Required task: Below are some records; return each one exactly.
=== Data extract ===
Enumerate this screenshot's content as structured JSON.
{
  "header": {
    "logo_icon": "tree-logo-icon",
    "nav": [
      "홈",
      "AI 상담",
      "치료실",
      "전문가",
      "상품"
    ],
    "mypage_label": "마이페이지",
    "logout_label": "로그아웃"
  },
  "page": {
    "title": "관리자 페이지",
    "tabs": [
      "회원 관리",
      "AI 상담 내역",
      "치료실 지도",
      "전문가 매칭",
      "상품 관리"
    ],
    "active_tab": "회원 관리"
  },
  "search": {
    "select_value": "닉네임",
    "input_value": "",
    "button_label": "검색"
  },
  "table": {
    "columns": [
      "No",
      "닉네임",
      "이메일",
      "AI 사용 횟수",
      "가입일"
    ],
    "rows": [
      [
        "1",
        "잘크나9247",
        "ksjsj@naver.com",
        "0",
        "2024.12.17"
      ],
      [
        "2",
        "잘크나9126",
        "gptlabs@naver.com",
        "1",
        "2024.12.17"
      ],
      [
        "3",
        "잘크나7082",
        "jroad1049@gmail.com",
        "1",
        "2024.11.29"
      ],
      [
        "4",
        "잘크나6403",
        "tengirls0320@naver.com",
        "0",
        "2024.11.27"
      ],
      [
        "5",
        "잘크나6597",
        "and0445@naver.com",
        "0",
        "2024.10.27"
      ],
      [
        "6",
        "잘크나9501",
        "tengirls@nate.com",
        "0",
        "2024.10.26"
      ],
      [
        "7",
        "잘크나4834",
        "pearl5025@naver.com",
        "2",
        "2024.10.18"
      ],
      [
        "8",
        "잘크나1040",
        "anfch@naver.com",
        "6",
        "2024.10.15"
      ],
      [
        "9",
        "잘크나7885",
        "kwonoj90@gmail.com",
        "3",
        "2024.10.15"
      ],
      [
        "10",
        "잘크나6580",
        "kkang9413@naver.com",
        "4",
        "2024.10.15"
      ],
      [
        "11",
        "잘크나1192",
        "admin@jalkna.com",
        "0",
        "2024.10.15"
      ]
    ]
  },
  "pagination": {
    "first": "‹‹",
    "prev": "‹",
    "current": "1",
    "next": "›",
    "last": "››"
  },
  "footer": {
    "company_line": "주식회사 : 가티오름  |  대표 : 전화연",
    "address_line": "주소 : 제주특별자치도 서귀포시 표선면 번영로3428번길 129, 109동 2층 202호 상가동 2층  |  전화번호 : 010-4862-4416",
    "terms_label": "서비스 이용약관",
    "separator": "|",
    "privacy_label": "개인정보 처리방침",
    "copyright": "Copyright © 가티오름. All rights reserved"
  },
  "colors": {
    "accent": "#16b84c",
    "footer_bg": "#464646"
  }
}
===
Output for this task:
Enumerate this screenshot's content as structured JSON.
{
  "header": {
    "logo_icon": "tree-logo-icon",
    "nav": [
      "홈",
      "AI 상담",
      "치료실",
      "전문가",
      "상품"
    ],
    "mypage_label": "마이페이지",
    "logout_label": "로그아웃"
  },
  "page": {
    "title": "관리자 페이지",
    "tabs": [
      "회원 관리",
      "AI 상담 내역",
      "치료실 지도",
      "전문가 매칭",
      "상품 관리"
    ],
    "active_tab": "회원 관리"
  },
  "search": {
    "select_value": "닉네임",
    "input_value": "",
    "button_label": "검색"
  },
  "table": {
    "columns": [
      "No",
      "닉네임",
      "이메일",
      "AI 사용 횟수",
      "가입일"
    ],
    "rows": [
      [
        "1",
        "잘크나9247",
        "ksjsj@naver.com",
        "0",
        "2024.12.17"
      ],
      [
        "2",
        "잘크나9126",
        "gptlabs@naver.com",
        "1",
        "2024.12.17"
      ],
      [
        "3",
        "잘크나7082",
        "jroad1049@gmail.com",
        "1",
        "2024.11.29"
      ],
      [
        "4",
        "잘크나6403",
        "tengirls0320@naver.com",
        "0",
        "2024.11.27"
      ],
      [
        "5",
        "잘크나6597",
        "and0445@naver.com",
        "0",
        "2024.10.27"
      ],
      [
        "6",
        "잘크나9501",
        "tengirls@nate.com",
        "0",
        "2024.10.26"
      ],
      [
        "7",
        "잘크나4834",
        "pearl5025@naver.com",
        "2",
        "2024.10.18"
      ],
      [
        "8",
        "잘크나1040",
        "anfch@naver.com",
        "6",
        "2024.10.15"
      ],
      [
        "9",
        "잘크나7885",
        "kwonoj90@gmail.com",
        "3",
        "2024.10.15"
      ],
      [
        "10",
        "잘크나6580",
        "kkang9413@naver.com",
        "4",
        "2024.10.15"
      ],
      [
        "11",
        "잘크나1192",
        "admin@jalkna.com",
        "0",
        "2024.10.15"
      ]
    ]
  },
  "pagination": {
    "first": "‹‹",
    "prev": "‹",
    "current": "1",
    "next": "›",
    "last": "››"
  },
  "footer": {
    "company_line": "주식회사 : 가티오름  |  대표 : 전화연",
    "address_line": "주소 : 제주특별자치도 서귀포시 표선면 번영로3428번길 129, 109동 2층 202호 상가동 2층  |  전화번호 : 010-4862-4416",
    "terms_label": "서비스 이용약관",
    "separator": "|",
    "privacy_label": "개인정보 처리방침",
    "copyright": "Copyright © 가티오름. All rights reserved"
  },
  "colors": {
    "accent": "#16b84c",
    "footer_bg": "#464646"
  }
}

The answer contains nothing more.